What you have to do —
Pull each line holding "Zone" out of the entries below.

Some records —

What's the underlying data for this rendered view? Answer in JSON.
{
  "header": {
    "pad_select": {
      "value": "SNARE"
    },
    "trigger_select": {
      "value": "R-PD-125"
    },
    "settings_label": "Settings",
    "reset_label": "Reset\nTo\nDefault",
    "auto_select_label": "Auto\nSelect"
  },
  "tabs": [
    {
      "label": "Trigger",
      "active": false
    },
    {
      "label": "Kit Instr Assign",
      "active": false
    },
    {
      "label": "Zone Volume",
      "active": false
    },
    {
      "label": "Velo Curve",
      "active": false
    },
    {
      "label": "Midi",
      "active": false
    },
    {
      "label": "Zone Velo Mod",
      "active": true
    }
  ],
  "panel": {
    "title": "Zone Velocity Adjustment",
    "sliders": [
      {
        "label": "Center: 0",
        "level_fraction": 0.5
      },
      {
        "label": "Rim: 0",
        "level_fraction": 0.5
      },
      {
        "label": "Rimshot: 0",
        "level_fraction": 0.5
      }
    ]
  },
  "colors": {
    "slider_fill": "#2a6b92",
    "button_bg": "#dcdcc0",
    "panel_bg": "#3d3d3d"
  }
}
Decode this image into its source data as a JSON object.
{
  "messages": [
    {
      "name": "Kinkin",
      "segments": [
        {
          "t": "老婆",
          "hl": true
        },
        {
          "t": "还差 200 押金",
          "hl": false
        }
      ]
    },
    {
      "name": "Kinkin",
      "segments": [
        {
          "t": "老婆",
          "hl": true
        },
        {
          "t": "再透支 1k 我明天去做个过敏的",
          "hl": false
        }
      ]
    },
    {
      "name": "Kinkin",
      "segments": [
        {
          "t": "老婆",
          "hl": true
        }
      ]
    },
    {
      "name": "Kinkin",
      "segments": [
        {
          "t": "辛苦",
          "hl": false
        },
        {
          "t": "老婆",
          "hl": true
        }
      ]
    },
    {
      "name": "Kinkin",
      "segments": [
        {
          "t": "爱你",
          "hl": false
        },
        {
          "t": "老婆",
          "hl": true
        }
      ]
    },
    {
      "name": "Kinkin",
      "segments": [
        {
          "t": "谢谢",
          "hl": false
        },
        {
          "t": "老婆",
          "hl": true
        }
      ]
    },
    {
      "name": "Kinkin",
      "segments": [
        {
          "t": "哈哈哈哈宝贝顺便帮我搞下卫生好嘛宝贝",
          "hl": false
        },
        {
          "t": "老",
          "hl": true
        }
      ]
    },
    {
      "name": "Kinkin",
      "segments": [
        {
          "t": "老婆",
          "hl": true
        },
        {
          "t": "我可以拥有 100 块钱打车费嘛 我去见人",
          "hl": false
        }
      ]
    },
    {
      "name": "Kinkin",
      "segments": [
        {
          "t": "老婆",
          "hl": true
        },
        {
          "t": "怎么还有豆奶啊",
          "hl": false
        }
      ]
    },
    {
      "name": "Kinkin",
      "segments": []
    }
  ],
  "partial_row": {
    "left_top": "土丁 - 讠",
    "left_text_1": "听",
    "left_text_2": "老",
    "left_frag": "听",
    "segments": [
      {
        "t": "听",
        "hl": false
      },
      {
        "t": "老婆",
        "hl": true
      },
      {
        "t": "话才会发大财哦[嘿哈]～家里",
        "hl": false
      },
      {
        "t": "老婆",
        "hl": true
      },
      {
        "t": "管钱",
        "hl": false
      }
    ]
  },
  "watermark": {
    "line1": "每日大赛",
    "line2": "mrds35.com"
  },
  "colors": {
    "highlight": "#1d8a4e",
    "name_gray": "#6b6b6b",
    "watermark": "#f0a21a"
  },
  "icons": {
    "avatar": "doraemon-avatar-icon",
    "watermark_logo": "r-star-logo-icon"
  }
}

Answer —
      "label": "Zone Volume",
      "label": "Zone Velo Mod",
    "title": "Zone Velocity Adjustment",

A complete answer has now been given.